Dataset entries
----------------------------------------
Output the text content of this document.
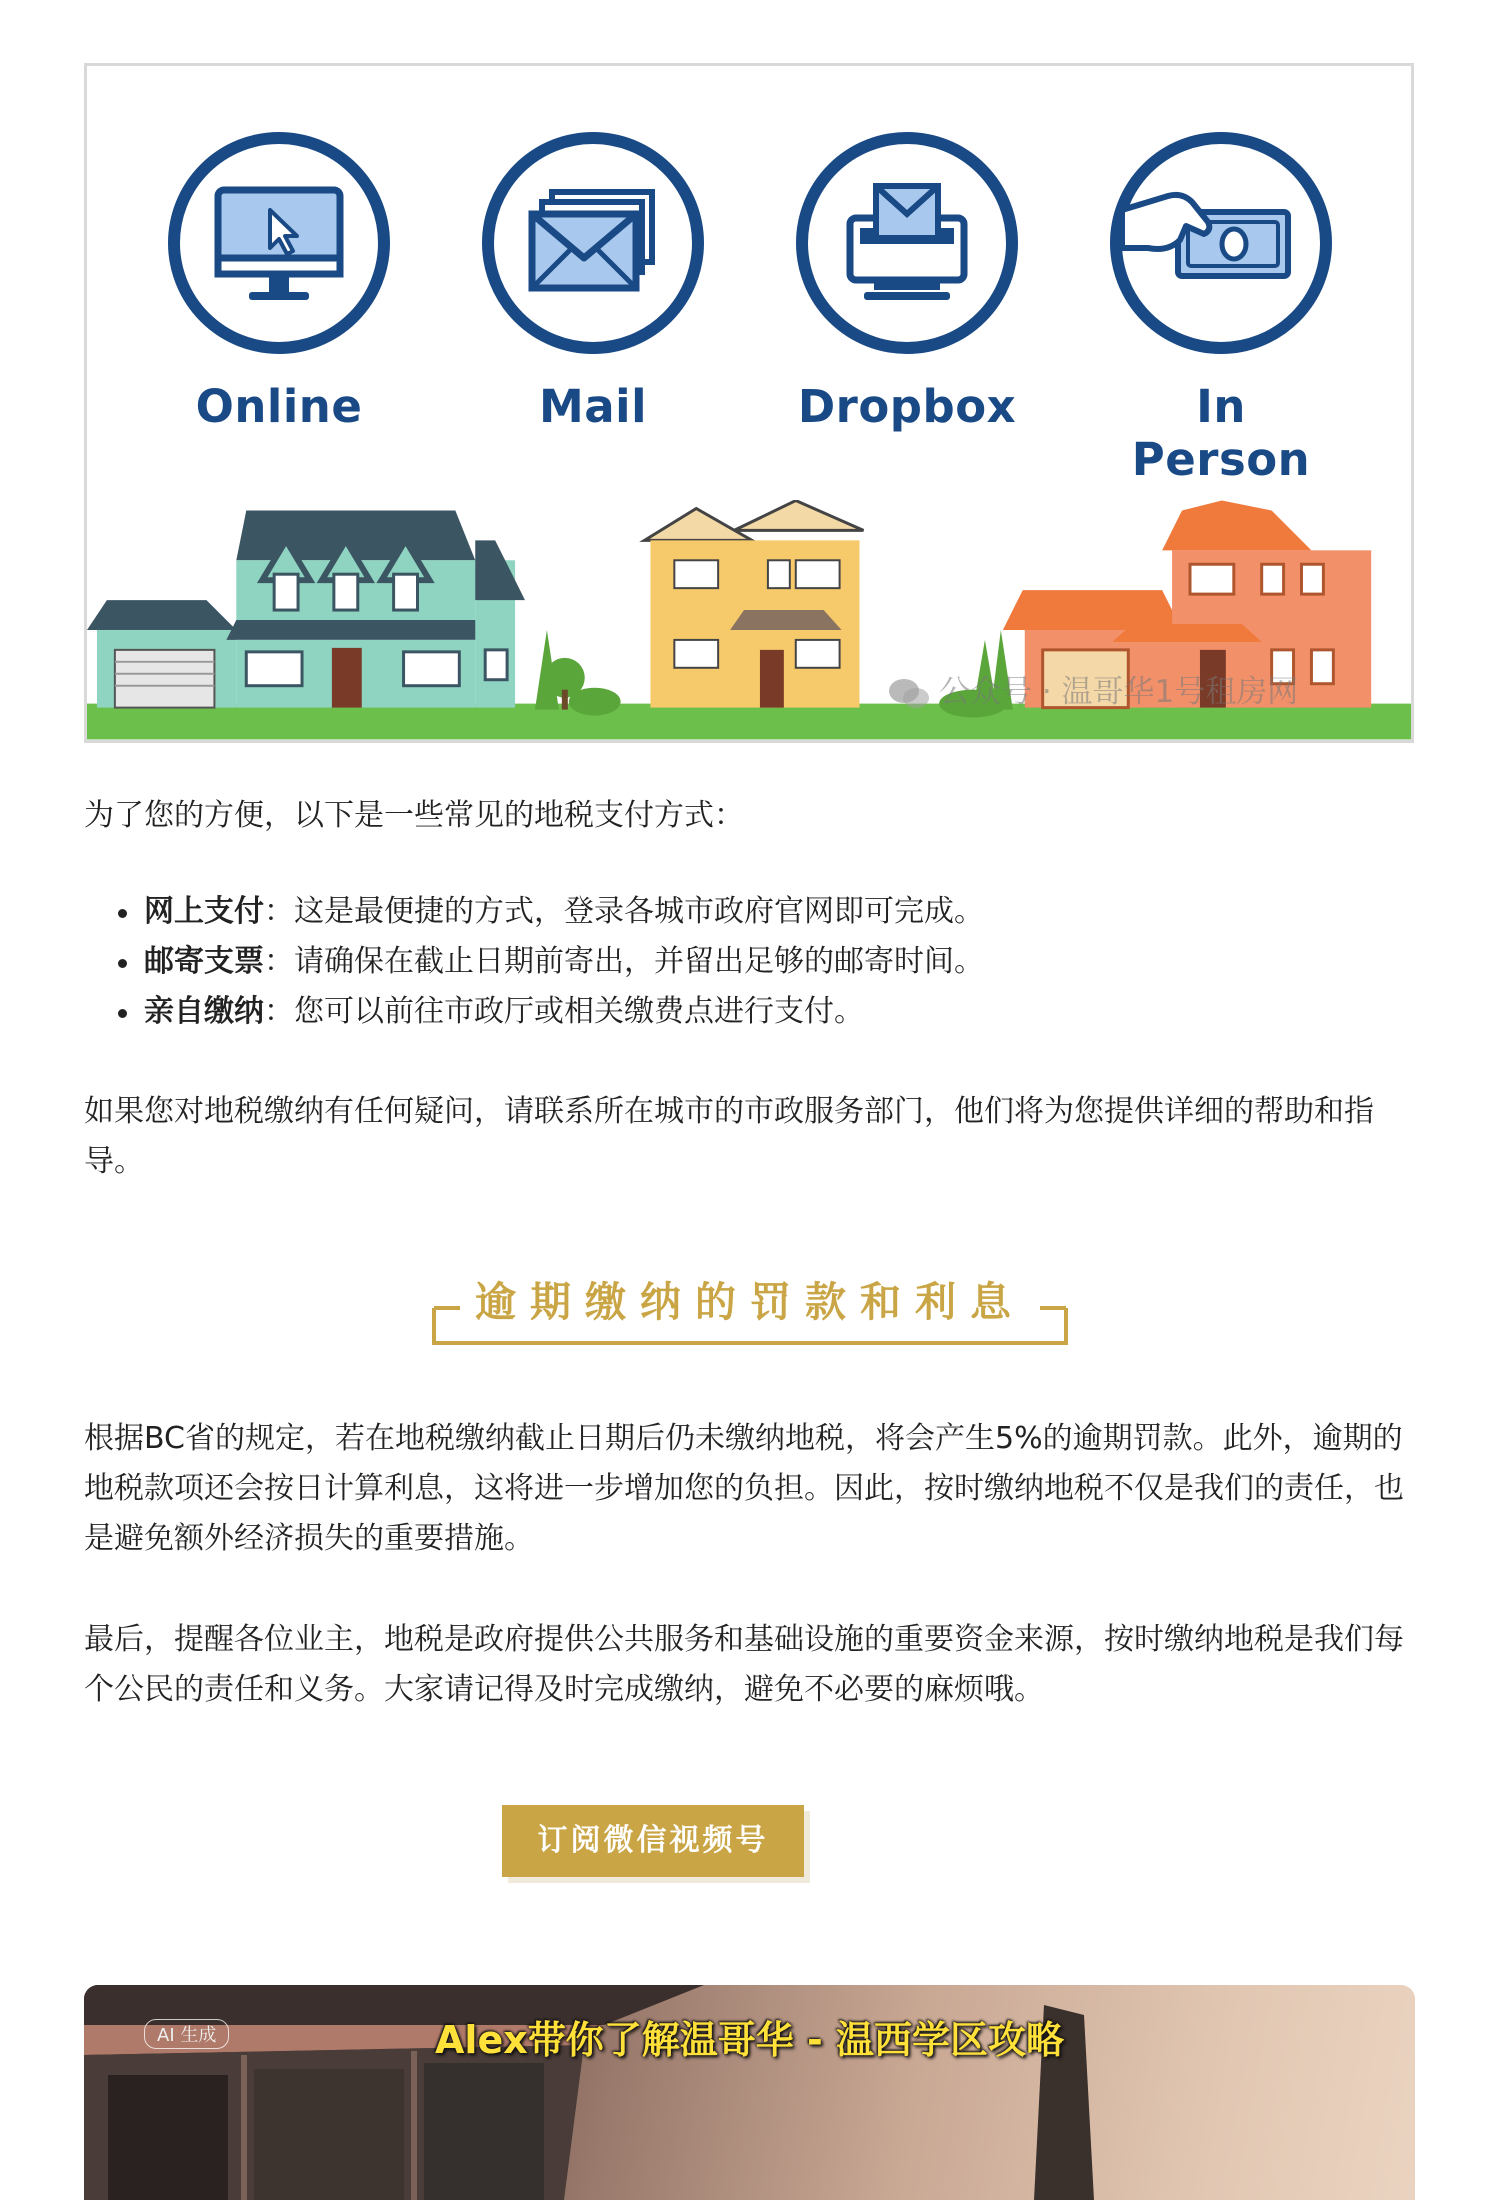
Online	Mail	Dropbox	In Person
公众号 · 温哥华1号租房网

为了您的方便，以下是一些常见的地税支付方式：

网上支付：这是最便捷的方式，登录各城市政府官网即可完成。
邮寄支票：请确保在截止日期前寄出，并留出足够的邮寄时间。
亲自缴纳：您可以前往市政厅或相关缴费点进行支付。

如果您对地税缴纳有任何疑问，请联系所在城市的市政服务部门，他们将为您提供详细的帮助和指导。

逾期缴纳的罚款和利息

根据BC省的规定，若在地税缴纳截止日期后仍未缴纳地税，将会产生5%的逾期罚款。此外，逾期的地税款项还会按日计算利息，这将进一步增加您的负担。因此，按时缴纳地税不仅是我们的责任，也是避免额外经济损失的重要措施。

最后，提醒各位业主，地税是政府提供公共服务和基础设施的重要资金来源，按时缴纳地税是我们每个公民的责任和义务。大家请记得及时完成缴纳，避免不必要的麻烦哦。

订阅微信视频号
AI 生成	Alex带你了解温哥华 - 温西学区攻略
----------------------------------------
Output the data above without changes, apart from leaving out the pictures.

### Final result:
Output the text content of this document.
Online	Mail	Dropbox	In Person
公众号 · 温哥华1号租房网

为了您的方便，以下是一些常见的地税支付方式：

网上支付：这是最便捷的方式，登录各城市政府官网即可完成。
邮寄支票：请确保在截止日期前寄出，并留出足够的邮寄时间。
亲自缴纳：您可以前往市政厅或相关缴费点进行支付。

如果您对地税缴纳有任何疑问，请联系所在城市的市政服务部门，他们将为您提供详细的帮助和指导。

逾期缴纳的罚款和利息

根据BC省的规定，若在地税缴纳截止日期后仍未缴纳地税，将会产生5%的逾期罚款。此外，逾期的地税款项还会按日计算利息，这将进一步增加您的负担。因此，按时缴纳地税不仅是我们的责任，也是避免额外经济损失的重要措施。

最后，提醒各位业主，地税是政府提供公共服务和基础设施的重要资金来源，按时缴纳地税是我们每个公民的责任和义务。大家请记得及时完成缴纳，避免不必要的麻烦哦。

订阅微信视频号
AI 生成	Alex带你了解温哥华 - 温西学区攻略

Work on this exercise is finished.